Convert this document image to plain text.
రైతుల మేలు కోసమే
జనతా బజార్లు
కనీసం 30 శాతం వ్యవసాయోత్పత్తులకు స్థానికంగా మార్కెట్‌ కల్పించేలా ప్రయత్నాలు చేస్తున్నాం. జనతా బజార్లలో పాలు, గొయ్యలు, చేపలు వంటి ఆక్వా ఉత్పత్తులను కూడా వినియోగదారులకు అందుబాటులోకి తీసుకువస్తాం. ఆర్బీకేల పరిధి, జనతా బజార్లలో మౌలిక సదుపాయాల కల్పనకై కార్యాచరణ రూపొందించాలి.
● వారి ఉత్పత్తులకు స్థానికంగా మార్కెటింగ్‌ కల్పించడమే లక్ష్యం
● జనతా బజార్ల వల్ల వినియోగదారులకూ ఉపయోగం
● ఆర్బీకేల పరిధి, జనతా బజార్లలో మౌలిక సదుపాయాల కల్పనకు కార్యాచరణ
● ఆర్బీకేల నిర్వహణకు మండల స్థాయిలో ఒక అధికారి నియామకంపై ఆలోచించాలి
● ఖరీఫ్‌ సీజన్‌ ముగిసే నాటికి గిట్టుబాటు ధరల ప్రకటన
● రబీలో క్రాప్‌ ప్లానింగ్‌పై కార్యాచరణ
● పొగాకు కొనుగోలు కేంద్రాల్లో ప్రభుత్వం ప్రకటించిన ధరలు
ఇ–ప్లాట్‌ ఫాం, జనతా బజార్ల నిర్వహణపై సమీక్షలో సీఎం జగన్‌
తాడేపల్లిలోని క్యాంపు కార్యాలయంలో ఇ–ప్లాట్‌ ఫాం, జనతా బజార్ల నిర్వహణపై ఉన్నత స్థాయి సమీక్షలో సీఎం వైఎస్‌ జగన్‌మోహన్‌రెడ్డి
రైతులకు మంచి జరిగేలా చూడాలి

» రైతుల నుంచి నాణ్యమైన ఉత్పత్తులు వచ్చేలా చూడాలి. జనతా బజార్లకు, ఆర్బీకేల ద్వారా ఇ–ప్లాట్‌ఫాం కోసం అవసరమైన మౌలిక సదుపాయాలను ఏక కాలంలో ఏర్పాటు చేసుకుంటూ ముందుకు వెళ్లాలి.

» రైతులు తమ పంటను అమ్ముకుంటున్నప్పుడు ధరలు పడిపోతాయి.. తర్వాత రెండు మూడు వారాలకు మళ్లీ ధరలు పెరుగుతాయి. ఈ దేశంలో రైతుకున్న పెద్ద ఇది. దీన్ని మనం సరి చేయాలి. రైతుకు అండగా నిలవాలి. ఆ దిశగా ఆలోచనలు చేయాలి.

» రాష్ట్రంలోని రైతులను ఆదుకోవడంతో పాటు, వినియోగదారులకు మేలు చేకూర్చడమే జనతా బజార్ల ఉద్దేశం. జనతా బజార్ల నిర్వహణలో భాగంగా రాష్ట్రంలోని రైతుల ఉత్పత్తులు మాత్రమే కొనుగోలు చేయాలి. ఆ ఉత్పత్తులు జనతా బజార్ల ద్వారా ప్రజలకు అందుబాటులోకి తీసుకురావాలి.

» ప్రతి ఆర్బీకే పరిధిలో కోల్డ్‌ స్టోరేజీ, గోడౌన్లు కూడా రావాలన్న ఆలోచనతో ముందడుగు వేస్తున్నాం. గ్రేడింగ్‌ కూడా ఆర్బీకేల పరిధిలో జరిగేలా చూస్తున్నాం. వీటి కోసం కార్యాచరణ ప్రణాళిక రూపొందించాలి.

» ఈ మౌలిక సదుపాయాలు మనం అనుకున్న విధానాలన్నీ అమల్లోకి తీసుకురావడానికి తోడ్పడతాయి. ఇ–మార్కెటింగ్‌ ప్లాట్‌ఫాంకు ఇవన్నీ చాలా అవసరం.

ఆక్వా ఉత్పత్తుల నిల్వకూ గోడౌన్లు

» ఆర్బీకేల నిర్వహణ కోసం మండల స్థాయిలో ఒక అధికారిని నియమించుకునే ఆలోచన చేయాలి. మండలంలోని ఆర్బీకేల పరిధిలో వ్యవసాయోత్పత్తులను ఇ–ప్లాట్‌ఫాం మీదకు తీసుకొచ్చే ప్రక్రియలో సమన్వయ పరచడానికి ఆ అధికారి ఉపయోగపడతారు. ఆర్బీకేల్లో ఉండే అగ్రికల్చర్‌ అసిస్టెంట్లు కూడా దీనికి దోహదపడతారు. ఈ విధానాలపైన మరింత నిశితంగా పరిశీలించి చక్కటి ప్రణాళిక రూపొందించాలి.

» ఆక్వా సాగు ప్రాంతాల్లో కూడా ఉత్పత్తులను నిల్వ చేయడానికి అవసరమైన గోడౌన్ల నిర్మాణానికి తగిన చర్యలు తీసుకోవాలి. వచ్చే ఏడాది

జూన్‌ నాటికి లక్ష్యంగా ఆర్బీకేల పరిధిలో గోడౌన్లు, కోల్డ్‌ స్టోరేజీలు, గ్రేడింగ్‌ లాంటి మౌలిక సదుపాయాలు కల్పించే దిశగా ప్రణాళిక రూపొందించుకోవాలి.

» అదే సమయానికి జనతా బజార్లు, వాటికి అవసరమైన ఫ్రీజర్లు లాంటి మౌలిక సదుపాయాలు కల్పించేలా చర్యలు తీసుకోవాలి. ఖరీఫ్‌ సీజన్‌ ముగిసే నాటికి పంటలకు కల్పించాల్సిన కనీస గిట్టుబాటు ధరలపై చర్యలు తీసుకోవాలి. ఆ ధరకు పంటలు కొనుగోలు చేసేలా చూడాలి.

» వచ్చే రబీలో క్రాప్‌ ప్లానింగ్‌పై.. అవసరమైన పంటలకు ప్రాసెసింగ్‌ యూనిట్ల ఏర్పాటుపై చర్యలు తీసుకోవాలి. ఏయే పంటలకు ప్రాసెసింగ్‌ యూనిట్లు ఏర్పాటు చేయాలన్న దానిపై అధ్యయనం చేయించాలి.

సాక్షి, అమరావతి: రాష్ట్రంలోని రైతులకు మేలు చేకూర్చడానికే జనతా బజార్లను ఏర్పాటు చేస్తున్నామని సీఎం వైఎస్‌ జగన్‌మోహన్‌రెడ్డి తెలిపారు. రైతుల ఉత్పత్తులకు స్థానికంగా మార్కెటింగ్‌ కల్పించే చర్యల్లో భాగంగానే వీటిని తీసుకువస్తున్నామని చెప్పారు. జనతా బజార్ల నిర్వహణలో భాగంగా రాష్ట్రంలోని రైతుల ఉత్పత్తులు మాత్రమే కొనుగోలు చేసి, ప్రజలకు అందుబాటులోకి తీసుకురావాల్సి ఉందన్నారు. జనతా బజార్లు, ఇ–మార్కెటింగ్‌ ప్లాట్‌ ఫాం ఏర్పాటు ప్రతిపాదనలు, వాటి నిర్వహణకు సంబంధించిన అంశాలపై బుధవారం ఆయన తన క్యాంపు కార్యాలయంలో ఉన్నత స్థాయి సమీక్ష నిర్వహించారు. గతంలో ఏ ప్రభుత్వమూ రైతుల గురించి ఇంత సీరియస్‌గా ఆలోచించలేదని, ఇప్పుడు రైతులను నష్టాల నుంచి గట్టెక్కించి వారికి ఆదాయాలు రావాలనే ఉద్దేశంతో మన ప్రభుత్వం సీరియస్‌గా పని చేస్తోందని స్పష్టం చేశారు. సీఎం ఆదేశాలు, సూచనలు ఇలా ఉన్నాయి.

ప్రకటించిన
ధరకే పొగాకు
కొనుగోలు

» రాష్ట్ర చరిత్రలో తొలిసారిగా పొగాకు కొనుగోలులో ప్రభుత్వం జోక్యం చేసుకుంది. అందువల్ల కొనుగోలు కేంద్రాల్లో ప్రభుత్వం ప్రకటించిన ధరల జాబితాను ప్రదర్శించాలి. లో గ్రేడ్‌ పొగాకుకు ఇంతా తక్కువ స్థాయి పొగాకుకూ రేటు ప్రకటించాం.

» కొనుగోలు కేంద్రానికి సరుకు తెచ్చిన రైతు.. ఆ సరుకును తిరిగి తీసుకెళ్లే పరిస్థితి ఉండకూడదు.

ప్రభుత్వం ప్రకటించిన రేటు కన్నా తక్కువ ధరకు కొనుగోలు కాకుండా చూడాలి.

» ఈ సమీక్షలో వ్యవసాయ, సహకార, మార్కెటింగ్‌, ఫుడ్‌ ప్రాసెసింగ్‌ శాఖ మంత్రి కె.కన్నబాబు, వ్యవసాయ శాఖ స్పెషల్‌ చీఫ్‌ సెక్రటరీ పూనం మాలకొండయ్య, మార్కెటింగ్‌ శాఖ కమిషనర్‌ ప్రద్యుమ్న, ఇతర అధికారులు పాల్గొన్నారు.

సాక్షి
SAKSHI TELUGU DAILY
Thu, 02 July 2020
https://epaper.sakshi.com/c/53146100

==*==

Pick out and copy the lines of the entries that hold the string "వహణప".

ఇ–ప్లాట్‌ ఫాం, జనతా బజార్ల నిర్వహణపై సమీక్షలో సీఎం జగన్‌
తాడేపల్లిలోని క్యాంపు కార్యాలయంలో ఇ–ప్లాట్‌ ఫాం, జనతా బజార్ల నిర్వహణపై ఉన్నత స్థాయి సమీక్షలో సీఎం వైఎస్‌ జగన్‌మోహన్‌రెడ్డి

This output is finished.